═════ MATERIAL FOR THIS TASK
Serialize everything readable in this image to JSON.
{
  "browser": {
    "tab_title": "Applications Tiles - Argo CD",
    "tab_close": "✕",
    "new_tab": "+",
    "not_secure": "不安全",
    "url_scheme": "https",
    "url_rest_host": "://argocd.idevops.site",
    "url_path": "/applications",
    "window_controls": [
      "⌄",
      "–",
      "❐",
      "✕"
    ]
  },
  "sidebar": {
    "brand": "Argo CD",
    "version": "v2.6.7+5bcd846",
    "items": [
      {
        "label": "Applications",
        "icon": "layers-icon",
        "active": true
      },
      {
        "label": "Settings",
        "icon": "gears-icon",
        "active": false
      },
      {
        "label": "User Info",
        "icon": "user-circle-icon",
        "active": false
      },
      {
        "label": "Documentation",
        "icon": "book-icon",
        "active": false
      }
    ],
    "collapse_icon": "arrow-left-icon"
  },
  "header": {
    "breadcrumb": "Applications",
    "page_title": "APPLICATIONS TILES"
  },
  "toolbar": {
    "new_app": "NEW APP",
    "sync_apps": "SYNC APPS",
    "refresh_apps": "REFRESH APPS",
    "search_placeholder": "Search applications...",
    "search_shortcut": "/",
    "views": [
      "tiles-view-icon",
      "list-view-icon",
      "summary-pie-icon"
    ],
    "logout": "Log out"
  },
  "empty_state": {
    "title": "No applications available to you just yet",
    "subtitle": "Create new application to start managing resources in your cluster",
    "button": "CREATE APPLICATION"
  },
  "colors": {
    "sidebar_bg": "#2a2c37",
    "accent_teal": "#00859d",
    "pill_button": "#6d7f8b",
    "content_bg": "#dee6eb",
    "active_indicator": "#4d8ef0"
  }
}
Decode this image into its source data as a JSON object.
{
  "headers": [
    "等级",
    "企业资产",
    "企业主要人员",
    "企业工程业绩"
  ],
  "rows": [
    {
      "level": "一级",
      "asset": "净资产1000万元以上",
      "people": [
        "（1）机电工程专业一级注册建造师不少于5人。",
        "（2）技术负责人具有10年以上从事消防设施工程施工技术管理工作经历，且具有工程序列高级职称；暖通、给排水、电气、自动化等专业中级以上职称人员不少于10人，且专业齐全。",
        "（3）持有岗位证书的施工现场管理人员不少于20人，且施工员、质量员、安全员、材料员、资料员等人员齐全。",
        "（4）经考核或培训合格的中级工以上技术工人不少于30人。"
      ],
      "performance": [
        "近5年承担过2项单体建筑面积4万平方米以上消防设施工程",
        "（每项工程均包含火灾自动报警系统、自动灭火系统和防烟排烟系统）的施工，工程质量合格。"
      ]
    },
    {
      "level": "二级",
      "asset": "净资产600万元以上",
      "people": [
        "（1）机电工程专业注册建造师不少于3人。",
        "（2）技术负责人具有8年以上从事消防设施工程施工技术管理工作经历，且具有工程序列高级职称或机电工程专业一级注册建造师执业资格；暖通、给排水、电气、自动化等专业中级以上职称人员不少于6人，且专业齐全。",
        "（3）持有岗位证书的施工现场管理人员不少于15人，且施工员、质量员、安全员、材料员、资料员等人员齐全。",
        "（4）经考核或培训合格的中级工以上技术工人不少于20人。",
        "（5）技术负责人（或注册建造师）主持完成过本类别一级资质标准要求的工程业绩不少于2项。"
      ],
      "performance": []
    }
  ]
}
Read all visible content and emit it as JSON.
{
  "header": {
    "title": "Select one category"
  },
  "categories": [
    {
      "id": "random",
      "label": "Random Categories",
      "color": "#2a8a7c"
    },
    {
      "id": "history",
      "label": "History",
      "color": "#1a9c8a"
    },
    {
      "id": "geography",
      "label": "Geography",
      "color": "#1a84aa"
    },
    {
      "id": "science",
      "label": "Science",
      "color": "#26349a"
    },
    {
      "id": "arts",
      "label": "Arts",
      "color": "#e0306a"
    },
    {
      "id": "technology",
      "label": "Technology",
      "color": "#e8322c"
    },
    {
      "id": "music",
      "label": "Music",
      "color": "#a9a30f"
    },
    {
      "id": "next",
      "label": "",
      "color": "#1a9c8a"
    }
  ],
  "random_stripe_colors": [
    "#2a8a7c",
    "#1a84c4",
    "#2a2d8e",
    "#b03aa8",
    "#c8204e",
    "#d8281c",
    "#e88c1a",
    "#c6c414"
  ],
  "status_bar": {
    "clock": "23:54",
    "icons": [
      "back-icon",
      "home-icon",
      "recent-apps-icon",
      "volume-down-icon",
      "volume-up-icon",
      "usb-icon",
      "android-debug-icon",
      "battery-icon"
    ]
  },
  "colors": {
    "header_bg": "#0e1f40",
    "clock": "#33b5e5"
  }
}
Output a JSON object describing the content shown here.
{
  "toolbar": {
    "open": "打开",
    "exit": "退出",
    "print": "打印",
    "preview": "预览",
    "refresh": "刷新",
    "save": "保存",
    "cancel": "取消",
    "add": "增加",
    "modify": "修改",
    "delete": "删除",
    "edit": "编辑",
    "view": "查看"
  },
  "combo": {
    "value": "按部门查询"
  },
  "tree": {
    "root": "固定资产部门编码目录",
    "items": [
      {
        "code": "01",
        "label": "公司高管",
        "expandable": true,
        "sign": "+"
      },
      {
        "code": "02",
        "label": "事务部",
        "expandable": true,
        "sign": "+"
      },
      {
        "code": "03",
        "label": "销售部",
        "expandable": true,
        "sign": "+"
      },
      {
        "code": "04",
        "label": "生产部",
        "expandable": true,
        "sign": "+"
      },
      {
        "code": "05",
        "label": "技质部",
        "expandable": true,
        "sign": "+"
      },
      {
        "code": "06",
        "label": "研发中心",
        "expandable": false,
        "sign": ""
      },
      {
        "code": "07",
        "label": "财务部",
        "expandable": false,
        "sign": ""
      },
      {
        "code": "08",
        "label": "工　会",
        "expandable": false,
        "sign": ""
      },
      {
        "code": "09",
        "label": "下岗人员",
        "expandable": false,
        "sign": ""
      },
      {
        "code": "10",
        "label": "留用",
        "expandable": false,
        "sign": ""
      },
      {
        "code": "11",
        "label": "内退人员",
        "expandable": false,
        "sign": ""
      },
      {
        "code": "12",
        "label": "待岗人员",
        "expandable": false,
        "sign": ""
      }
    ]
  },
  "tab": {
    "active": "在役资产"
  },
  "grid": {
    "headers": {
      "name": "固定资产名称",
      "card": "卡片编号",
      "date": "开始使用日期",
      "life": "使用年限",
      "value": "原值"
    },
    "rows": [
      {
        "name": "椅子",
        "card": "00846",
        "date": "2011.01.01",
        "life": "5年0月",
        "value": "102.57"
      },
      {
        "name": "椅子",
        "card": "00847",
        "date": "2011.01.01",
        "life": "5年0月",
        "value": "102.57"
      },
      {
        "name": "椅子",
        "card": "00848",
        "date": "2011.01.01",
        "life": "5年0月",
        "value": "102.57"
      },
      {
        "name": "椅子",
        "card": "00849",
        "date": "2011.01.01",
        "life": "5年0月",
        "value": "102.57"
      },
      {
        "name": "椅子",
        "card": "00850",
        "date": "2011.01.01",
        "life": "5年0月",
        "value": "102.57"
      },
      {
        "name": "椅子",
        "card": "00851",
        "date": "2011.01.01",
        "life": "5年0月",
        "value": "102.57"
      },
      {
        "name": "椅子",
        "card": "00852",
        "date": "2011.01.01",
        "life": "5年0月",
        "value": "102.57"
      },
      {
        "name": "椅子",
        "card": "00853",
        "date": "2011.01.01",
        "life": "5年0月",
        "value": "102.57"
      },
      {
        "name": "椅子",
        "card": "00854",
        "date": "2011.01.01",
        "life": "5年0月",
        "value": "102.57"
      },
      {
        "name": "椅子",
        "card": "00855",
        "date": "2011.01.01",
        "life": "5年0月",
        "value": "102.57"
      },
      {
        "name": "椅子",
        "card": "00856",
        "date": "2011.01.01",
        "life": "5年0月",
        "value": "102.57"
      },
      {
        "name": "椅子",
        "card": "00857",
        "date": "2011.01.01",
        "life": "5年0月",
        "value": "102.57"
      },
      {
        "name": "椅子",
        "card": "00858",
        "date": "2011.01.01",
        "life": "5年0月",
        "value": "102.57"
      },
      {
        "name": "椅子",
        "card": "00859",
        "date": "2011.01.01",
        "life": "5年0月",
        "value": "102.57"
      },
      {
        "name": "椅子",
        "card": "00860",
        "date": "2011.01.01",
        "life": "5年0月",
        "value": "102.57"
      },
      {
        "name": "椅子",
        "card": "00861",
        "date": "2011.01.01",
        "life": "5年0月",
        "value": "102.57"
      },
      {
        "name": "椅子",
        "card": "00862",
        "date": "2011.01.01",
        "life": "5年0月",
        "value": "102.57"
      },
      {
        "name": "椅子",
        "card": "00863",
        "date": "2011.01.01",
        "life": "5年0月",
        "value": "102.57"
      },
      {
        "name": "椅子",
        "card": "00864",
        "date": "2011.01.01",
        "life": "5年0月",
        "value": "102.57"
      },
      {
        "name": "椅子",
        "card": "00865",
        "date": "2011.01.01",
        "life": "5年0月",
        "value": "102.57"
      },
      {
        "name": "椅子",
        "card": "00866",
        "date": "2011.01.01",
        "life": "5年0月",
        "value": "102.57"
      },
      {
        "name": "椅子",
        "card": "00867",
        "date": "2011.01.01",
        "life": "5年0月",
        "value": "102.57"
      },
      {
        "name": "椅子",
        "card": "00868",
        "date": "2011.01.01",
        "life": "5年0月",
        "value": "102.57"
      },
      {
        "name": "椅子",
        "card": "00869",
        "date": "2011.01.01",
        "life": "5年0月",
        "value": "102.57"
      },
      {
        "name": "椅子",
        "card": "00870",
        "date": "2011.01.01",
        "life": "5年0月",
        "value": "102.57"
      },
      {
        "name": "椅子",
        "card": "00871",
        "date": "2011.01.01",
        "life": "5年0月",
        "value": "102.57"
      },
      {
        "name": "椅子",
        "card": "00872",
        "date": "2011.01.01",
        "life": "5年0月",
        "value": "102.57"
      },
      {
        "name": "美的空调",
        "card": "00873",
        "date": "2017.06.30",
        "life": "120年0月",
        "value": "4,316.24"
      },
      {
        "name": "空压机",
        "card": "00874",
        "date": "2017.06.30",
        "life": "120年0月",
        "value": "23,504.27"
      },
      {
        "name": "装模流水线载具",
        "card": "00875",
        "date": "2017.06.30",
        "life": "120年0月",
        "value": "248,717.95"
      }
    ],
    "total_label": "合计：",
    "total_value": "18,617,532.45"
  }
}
══════════
Look through the material above. Copy each line where the word "且专业齐全" appears.

| SOLUTION TO THIS TASK |
        "（2）技术负责人具有10年以上从事消防设施工程施工技术管理工作经历，且具有工程序列高级职称；暖通、给排水、电气、自动化等专业中级以上职称人员不少于10人，且专业齐全。",
        "（2）技术负责人具有8年以上从事消防设施工程施工技术管理工作经历，且具有工程序列高级职称或机电工程专业一级注册建造师执业资格；暖通、给排水、电气、自动化等专业中级以上职称人员不少于6人，且专业齐全。",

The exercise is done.